● Exercise description
Leave out any pictures and transcribe all other data below exactly.

● Data for this exercise
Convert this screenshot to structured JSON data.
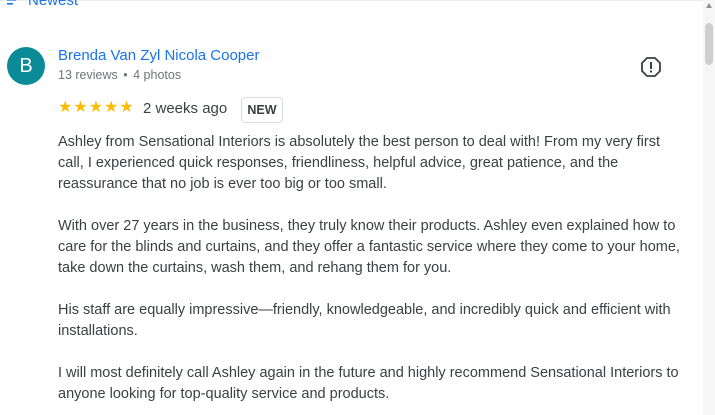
{
  "sort": {
    "label": "Newest"
  },
  "review": {
    "author_initial": "B",
    "author_name": "Brenda Van Zyl Nicola Cooper",
    "reviews_text": "13 reviews",
    "separator": "•",
    "photos_text": "4 photos",
    "rating": 5,
    "time_ago": "2 weeks ago",
    "badge": "NEW",
    "paragraphs": [
      "Ashley from Sensational Interiors is absolutely the best person to deal with! From my very first call, I experienced quick responses, friendliness, helpful advice, great patience, and the reassurance that no job is ever too big or too small.",
      "With over 27 years in the business, they truly know their products. Ashley even explained how to care for the blinds and curtains, and they offer a fantastic service where they come to your home, take down the curtains, wash them, and rehang them for you.",
      "His staff are equally impressive—friendly, knowledgeable, and incredibly quick and efficient with installations.",
      "I will most definitely call Ashley again in the future and highly recommend Sensational Interiors to anyone looking for top-quality service and products."
    ]
  },
  "colors": {
    "link_blue": "#1a73e8",
    "avatar_teal": "#0b8a98",
    "star_yellow": "#fbbc04",
    "text_dark": "#3c4043",
    "meta_gray": "#70757a"
  },
  "icons": {
    "sort": "sort-icon",
    "report": "report-alert-icon",
    "scroll_up": "chevron-up-icon",
    "star": "star-icon"
  }
}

● Correct output
Convert this screenshot to structured JSON data.
{
  "sort": {
    "label": "Newest"
  },
  "review": {
    "author_initial": "B",
    "author_name": "Brenda Van Zyl Nicola Cooper",
    "reviews_text": "13 reviews",
    "separator": "•",
    "photos_text": "4 photos",
    "rating": 5,
    "time_ago": "2 weeks ago",
    "badge": "NEW",
    "paragraphs": [
      "Ashley from Sensational Interiors is absolutely the best person to deal with! From my very first call, I experienced quick responses, friendliness, helpful advice, great patience, and the reassurance that no job is ever too big or too small.",
      "With over 27 years in the business, they truly know their products. Ashley even explained how to care for the blinds and curtains, and they offer a fantastic service where they come to your home, take down the curtains, wash them, and rehang them for you.",
      "His staff are equally impressive—friendly, knowledgeable, and incredibly quick and efficient with installations.",
      "I will most definitely call Ashley again in the future and highly recommend Sensational Interiors to anyone looking for top-quality service and products."
    ]
  },
  "colors": {
    "link_blue": "#1a73e8",
    "avatar_teal": "#0b8a98",
    "star_yellow": "#fbbc04",
    "text_dark": "#3c4043",
    "meta_gray": "#70757a"
  },
  "icons": {
    "sort": "sort-icon",
    "report": "report-alert-icon",
    "scroll_up": "chevron-up-icon",
    "star": "star-icon"
  }
}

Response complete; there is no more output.